# DATA FOR PROCESSING
****
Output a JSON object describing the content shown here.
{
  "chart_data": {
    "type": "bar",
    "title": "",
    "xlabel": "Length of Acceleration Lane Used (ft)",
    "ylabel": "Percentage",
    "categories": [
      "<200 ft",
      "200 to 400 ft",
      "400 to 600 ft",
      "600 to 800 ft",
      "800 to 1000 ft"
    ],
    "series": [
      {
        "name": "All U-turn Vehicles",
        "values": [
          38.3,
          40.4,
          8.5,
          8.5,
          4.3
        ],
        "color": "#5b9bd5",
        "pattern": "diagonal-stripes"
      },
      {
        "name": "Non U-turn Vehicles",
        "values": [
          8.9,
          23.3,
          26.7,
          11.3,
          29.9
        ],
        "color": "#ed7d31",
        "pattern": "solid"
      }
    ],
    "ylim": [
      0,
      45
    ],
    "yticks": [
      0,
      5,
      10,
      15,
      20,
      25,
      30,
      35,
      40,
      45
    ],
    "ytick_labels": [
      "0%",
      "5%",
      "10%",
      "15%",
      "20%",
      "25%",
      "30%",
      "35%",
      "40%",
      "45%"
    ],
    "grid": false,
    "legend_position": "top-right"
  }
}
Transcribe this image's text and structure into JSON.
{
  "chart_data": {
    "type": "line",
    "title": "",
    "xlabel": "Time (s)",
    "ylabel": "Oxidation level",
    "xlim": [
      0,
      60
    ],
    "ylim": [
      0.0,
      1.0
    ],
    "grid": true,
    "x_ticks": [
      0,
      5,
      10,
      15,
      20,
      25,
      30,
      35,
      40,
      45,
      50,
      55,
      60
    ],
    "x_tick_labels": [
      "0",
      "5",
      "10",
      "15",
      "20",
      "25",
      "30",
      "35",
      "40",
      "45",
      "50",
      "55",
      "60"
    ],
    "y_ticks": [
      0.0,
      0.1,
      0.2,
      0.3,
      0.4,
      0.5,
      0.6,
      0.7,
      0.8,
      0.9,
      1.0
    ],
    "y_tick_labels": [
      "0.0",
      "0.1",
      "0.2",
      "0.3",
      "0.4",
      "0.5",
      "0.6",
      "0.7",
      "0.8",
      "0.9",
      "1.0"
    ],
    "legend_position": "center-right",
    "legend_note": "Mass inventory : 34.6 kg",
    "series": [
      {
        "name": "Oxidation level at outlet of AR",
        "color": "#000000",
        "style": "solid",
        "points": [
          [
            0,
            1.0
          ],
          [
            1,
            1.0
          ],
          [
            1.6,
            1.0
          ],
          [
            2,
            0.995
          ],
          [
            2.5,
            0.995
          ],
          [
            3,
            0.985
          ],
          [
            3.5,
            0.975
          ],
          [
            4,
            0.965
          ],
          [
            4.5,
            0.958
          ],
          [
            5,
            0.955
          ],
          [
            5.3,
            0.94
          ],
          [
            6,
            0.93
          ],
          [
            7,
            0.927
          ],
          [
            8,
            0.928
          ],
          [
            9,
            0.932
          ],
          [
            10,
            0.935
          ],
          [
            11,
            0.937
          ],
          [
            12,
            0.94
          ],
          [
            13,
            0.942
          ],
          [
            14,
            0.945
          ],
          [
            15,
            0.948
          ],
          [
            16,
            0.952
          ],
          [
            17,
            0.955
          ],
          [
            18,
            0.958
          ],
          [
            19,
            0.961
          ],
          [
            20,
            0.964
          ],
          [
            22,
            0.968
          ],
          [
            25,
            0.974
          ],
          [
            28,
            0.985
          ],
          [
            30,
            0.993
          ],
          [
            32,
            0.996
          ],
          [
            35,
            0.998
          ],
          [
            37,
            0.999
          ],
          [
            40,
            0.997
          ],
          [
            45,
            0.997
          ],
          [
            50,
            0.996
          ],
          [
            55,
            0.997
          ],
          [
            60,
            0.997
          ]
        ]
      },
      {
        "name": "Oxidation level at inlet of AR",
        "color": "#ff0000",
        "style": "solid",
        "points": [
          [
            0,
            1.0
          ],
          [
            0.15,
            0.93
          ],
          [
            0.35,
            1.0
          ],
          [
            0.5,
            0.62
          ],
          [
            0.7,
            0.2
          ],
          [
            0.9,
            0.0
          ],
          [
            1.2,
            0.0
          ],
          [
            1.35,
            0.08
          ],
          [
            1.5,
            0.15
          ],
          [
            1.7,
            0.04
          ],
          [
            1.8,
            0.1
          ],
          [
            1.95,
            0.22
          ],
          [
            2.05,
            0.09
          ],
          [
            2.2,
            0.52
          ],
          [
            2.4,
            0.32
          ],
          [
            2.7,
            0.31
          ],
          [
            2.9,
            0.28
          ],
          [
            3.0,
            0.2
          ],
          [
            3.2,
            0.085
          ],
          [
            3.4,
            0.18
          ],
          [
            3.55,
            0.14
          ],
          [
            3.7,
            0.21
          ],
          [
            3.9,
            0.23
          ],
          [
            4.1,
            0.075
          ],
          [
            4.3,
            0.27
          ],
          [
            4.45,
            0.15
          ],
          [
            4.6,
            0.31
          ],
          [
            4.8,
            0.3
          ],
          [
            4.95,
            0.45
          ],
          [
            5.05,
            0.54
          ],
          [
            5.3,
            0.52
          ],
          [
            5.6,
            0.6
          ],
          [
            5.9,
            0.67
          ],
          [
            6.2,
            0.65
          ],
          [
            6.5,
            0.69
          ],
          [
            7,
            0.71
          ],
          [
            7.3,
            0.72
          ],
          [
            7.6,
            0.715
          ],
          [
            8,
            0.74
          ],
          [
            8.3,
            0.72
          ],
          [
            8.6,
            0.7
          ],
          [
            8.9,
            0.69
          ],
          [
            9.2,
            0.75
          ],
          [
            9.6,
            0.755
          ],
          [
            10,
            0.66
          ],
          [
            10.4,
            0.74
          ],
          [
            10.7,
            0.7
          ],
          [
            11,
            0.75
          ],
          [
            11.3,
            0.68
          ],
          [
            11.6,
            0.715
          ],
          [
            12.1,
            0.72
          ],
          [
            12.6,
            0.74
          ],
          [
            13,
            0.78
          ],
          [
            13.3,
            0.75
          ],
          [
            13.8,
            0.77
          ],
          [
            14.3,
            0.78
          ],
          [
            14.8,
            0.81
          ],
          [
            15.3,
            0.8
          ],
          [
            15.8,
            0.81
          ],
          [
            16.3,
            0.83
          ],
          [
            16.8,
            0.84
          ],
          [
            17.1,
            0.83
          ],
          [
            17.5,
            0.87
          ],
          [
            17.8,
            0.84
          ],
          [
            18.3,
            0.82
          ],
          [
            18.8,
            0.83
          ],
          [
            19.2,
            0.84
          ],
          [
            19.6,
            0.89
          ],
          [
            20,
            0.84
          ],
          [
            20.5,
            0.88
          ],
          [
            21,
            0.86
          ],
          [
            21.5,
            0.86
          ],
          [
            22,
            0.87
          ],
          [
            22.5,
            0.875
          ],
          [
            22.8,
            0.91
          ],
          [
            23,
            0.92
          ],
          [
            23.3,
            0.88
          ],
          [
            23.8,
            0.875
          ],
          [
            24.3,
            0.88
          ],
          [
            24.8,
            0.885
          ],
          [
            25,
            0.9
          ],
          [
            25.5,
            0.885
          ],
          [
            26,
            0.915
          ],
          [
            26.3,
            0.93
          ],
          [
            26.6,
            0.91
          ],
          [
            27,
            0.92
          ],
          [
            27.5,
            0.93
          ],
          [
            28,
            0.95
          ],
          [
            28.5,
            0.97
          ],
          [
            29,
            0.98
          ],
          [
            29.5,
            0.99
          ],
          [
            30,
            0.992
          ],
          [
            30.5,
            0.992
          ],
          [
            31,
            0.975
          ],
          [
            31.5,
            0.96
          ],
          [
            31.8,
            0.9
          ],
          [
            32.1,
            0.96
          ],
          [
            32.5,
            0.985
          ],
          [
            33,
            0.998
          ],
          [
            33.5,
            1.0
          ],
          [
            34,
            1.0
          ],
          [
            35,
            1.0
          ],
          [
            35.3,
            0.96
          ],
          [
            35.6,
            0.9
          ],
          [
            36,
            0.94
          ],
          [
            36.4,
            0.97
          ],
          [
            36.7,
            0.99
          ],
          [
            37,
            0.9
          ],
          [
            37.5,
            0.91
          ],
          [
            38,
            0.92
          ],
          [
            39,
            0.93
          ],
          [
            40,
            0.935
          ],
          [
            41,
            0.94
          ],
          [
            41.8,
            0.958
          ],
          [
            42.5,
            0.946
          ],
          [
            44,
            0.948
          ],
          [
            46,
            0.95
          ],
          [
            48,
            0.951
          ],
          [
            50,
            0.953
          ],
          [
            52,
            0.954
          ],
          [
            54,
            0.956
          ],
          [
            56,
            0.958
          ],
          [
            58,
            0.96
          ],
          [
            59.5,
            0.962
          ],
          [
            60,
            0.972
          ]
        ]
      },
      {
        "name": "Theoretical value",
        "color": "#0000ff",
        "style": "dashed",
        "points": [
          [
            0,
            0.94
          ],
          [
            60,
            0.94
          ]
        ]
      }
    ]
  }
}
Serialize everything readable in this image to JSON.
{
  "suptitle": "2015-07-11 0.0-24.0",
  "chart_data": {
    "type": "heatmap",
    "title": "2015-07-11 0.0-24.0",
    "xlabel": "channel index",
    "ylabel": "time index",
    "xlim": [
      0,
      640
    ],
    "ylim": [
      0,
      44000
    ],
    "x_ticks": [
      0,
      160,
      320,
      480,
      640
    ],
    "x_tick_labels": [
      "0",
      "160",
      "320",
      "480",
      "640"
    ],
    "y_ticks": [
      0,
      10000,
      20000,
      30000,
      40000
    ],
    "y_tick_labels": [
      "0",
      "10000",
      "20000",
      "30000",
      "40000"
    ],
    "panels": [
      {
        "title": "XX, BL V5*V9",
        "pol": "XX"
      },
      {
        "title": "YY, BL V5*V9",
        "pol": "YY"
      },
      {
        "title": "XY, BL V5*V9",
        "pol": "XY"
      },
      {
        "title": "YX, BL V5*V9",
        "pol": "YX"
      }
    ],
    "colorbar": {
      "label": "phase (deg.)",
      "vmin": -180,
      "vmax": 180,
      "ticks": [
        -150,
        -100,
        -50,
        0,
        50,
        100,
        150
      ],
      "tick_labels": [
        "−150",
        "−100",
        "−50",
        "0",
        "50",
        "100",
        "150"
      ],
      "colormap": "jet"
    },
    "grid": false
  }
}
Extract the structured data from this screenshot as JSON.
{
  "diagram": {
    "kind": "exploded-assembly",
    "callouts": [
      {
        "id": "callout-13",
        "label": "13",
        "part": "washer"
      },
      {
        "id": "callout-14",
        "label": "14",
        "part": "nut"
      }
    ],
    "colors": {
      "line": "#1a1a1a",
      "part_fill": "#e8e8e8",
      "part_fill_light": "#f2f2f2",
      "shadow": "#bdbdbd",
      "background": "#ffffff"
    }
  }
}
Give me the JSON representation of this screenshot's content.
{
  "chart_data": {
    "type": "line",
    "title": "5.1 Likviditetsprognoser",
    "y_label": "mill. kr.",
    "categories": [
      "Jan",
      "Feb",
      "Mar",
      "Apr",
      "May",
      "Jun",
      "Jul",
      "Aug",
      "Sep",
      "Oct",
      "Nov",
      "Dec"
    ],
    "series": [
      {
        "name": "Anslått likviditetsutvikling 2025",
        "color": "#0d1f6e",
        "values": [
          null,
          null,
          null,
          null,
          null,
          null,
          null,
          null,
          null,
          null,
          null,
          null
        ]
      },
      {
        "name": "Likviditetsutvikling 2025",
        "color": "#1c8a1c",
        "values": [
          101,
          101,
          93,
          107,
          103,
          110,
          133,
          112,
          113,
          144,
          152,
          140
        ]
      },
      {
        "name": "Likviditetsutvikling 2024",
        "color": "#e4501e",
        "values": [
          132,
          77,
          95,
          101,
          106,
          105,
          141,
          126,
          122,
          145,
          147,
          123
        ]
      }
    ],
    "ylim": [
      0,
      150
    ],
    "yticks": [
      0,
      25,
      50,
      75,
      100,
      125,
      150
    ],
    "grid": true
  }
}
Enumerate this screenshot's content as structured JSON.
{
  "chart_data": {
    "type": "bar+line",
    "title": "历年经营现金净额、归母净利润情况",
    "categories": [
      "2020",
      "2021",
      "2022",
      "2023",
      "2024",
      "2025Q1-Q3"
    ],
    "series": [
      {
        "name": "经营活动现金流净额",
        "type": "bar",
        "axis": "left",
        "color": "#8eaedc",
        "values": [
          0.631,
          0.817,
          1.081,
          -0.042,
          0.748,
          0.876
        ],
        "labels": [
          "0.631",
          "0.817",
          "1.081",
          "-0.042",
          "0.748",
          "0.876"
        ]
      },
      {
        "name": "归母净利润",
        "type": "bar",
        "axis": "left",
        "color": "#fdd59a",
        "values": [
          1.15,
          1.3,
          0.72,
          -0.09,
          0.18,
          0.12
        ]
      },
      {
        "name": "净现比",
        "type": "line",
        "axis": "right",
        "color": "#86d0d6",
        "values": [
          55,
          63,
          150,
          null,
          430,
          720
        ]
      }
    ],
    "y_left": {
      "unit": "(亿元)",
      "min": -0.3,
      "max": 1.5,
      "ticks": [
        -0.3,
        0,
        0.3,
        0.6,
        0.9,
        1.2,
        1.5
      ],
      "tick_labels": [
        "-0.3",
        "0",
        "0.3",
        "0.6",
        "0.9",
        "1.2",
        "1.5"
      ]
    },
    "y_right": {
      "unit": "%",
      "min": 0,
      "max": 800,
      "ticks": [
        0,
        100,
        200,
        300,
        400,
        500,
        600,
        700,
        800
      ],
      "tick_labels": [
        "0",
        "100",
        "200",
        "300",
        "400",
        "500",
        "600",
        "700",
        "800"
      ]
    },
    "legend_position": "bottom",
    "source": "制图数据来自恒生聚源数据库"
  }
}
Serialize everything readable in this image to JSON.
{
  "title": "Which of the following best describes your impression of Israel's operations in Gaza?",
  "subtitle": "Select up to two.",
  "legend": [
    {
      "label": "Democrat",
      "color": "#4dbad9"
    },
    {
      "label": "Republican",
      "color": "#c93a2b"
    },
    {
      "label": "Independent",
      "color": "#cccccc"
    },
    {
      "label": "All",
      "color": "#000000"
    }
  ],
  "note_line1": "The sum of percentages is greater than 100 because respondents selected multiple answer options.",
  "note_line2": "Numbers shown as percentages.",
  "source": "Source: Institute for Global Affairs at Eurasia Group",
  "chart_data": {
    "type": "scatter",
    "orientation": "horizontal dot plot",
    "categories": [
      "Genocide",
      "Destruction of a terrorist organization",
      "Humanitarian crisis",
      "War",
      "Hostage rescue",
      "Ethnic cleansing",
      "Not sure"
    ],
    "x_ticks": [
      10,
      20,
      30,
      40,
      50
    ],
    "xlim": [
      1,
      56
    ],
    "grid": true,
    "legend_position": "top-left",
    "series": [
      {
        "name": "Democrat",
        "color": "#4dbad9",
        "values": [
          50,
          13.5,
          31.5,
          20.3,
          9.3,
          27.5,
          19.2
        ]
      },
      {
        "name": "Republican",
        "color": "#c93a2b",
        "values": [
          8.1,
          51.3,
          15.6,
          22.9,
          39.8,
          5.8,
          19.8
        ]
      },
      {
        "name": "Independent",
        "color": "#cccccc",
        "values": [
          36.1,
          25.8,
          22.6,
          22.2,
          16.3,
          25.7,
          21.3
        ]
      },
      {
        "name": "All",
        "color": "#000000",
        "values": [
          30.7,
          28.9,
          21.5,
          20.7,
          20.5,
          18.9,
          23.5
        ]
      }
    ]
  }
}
****
# TASK REQUIREMENTS
State how many lines of the records above contain the word "Independent", and give only that number.

# SOLUTION
2